[Start Material]
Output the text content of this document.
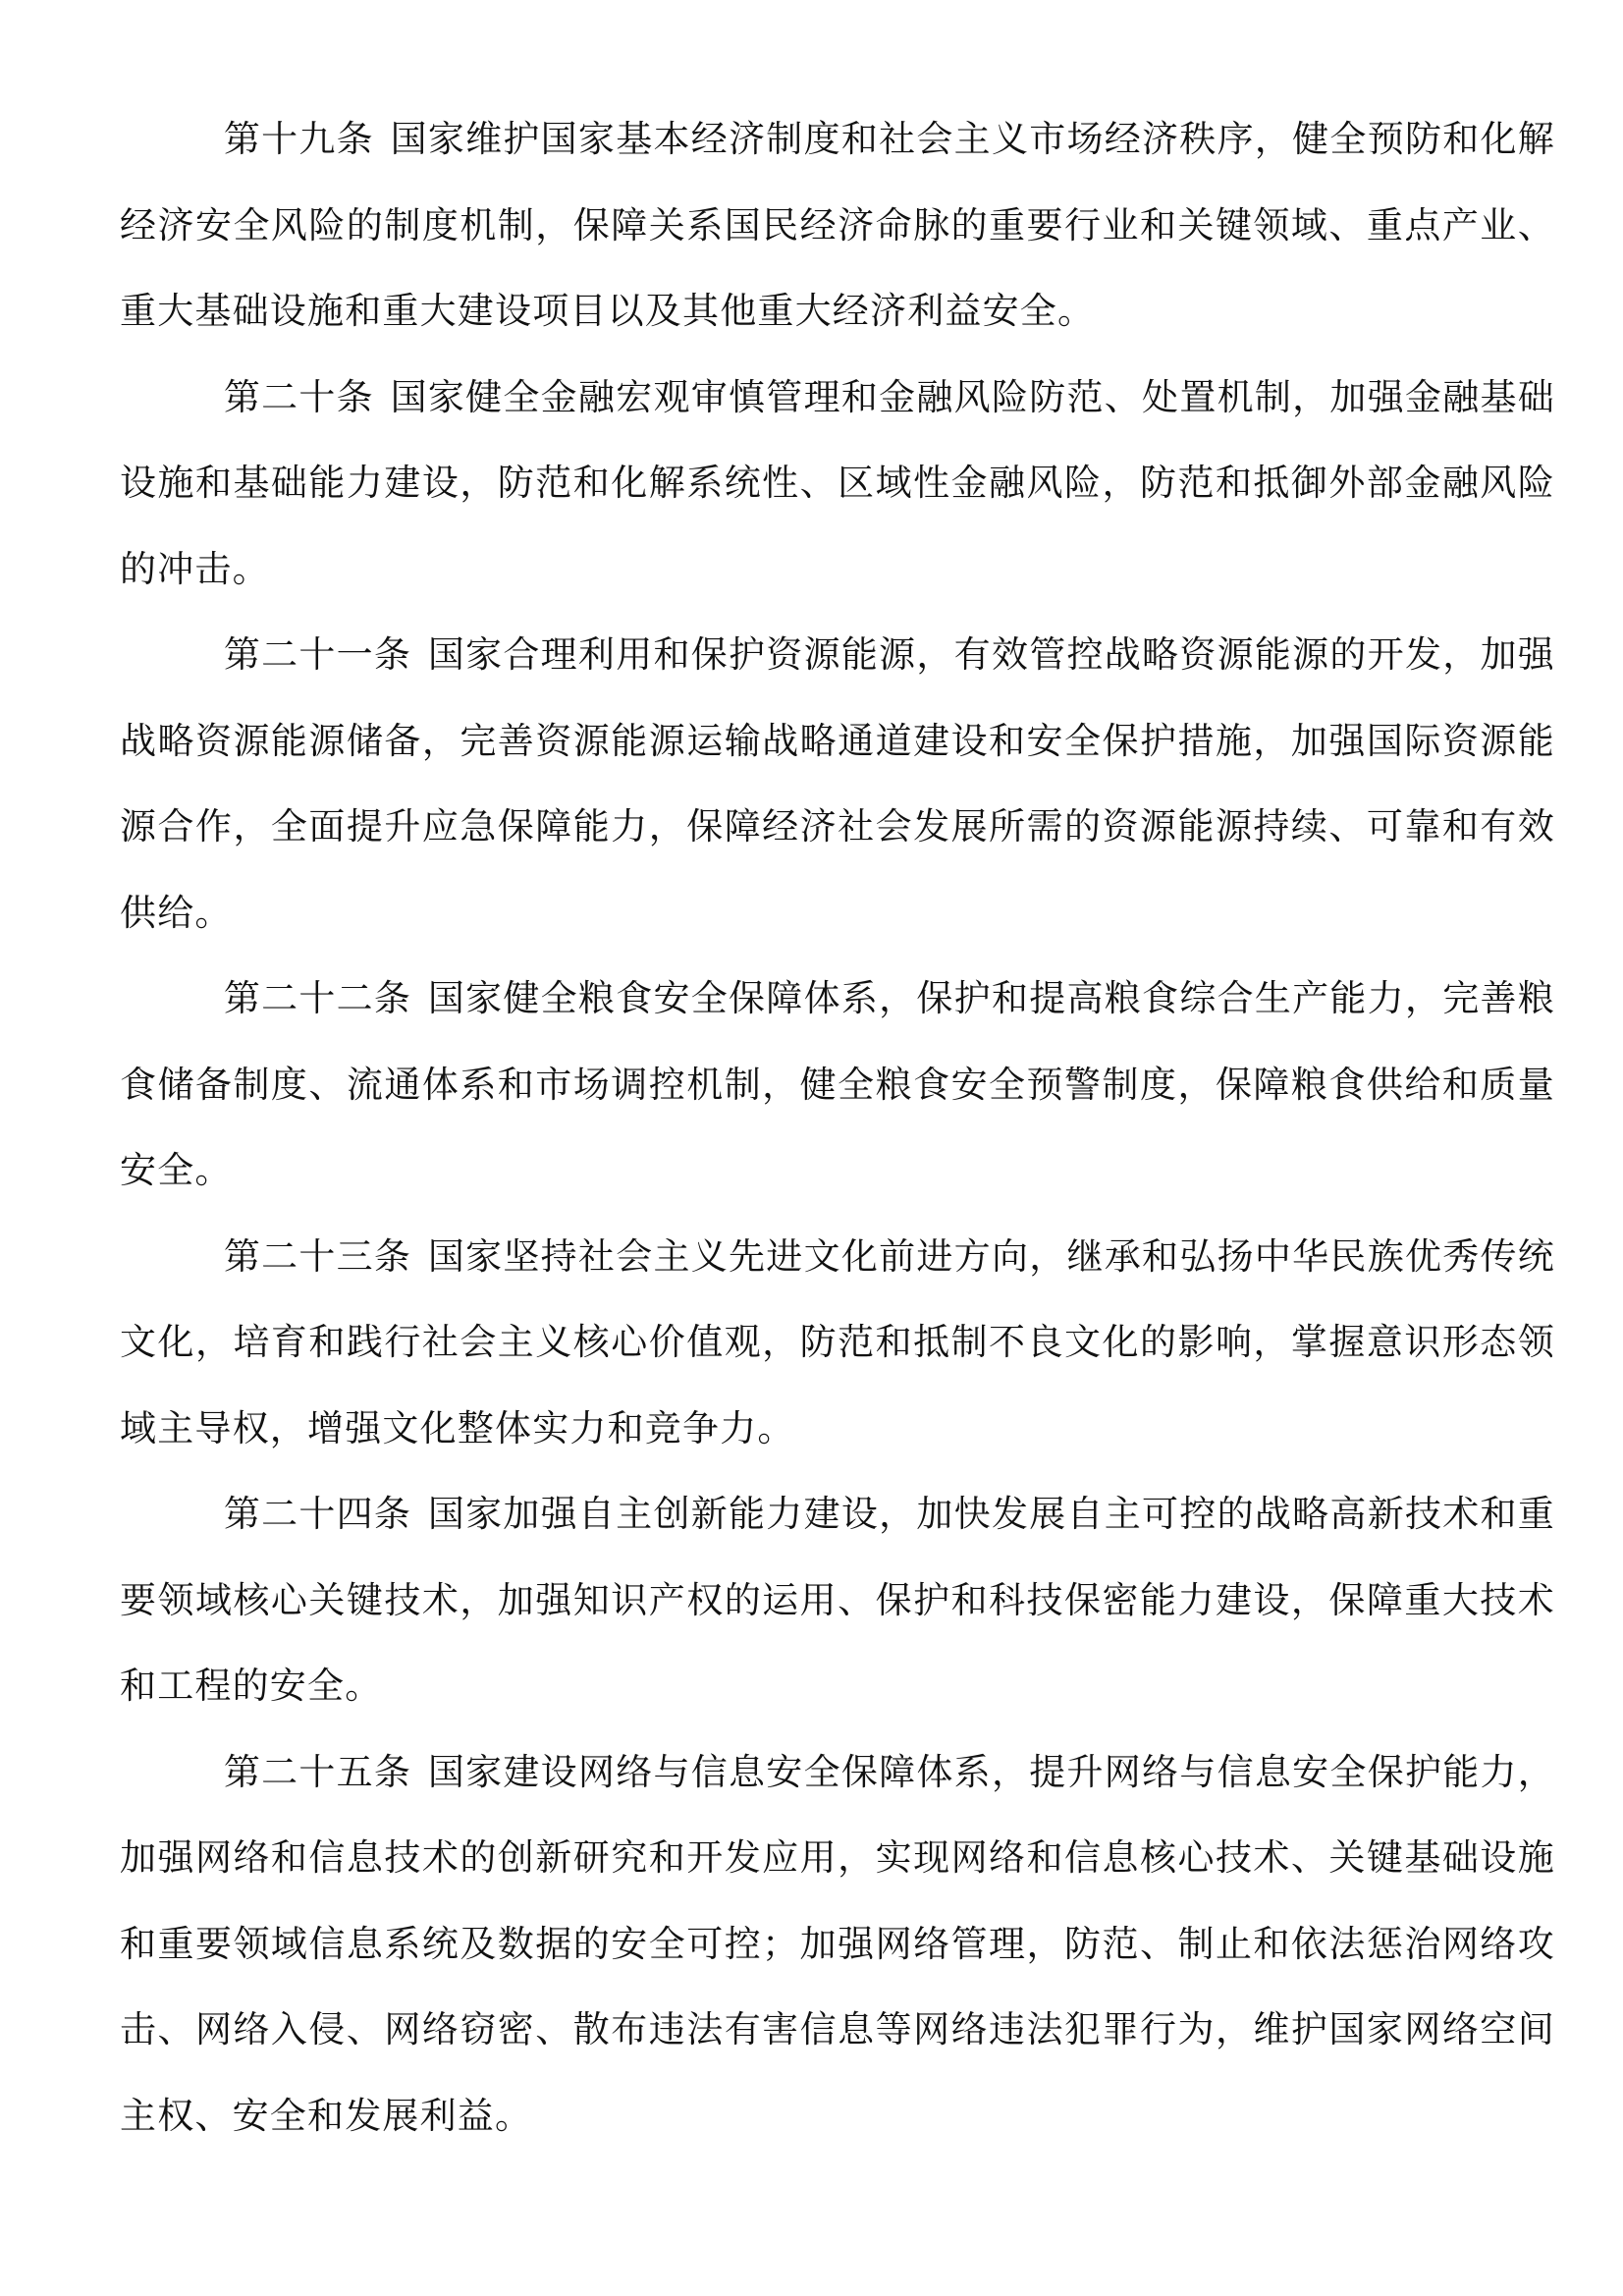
第十九条 国家维护国家基本经济制度和社会主义市场经济秩序，健全预防和化解经济安全风险的制度机制，保障关系国民经济命脉的重要行业和关键领域、重点产业、重大基础设施和重大建设项目以及其他重大经济利益安全。

第二十条 国家健全金融宏观审慎管理和金融风险防范、处置机制，加强金融基础设施和基础能力建设，防范和化解系统性、区域性金融风险，防范和抵御外部金融风险的冲击。

第二十一条 国家合理利用和保护资源能源，有效管控战略资源能源的开发，加强战略资源能源储备，完善资源能源运输战略通道建设和安全保护措施，加强国际资源能源合作，全面提升应急保障能力，保障经济社会发展所需的资源能源持续、可靠和有效供给。

第二十二条 国家健全粮食安全保障体系，保护和提高粮食综合生产能力，完善粮食储备制度、流通体系和市场调控机制，健全粮食安全预警制度，保障粮食供给和质量安全。

第二十三条 国家坚持社会主义先进文化前进方向，继承和弘扬中华民族优秀传统文化，培育和践行社会主义核心价值观，防范和抵制不良文化的影响，掌握意识形态领域主导权，增强文化整体实力和竞争力。

第二十四条 国家加强自主创新能力建设，加快发展自主可控的战略高新技术和重要领域核心关键技术，加强知识产权的运用、保护和科技保密能力建设，保障重大技术和工程的安全。

第二十五条 国家建设网络与信息安全保障体系，提升网络与信息安全保护能力，加强网络和信息技术的创新研究和开发应用，实现网络和信息核心技术、关键基础设施和重要领域信息系统及数据的安全可控；加强网络管理，防范、制止和依法惩治网络攻击、网络入侵、网络窃密、散布违法有害信息等网络违法犯罪行为，维护国家网络空间主权、安全和发展利益。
[End Material]
Repeat each entry exactly as it appears; skip any picture.

Output the text content of this document.
第十九条 国家维护国家基本经济制度和社会主义市场经济秩序，健全预防和化解经济安全风险的制度机制，保障关系国民经济命脉的重要行业和关键领域、重点产业、重大基础设施和重大建设项目以及其他重大经济利益安全。

第二十条 国家健全金融宏观审慎管理和金融风险防范、处置机制，加强金融基础设施和基础能力建设，防范和化解系统性、区域性金融风险，防范和抵御外部金融风险的冲击。

第二十一条 国家合理利用和保护资源能源，有效管控战略资源能源的开发，加强战略资源能源储备，完善资源能源运输战略通道建设和安全保护措施，加强国际资源能源合作，全面提升应急保障能力，保障经济社会发展所需的资源能源持续、可靠和有效供给。

第二十二条 国家健全粮食安全保障体系，保护和提高粮食综合生产能力，完善粮食储备制度、流通体系和市场调控机制，健全粮食安全预警制度，保障粮食供给和质量安全。

第二十三条 国家坚持社会主义先进文化前进方向，继承和弘扬中华民族优秀传统文化，培育和践行社会主义核心价值观，防范和抵制不良文化的影响，掌握意识形态领域主导权，增强文化整体实力和竞争力。

第二十四条 国家加强自主创新能力建设，加快发展自主可控的战略高新技术和重要领域核心关键技术，加强知识产权的运用、保护和科技保密能力建设，保障重大技术和工程的安全。

第二十五条 国家建设网络与信息安全保障体系，提升网络与信息安全保护能力，加强网络和信息技术的创新研究和开发应用，实现网络和信息核心技术、关键基础设施和重要领域信息系统及数据的安全可控；加强网络管理，防范、制止和依法惩治网络攻击、网络入侵、网络窃密、散布违法有害信息等网络违法犯罪行为，维护国家网络空间主权、安全和发展利益。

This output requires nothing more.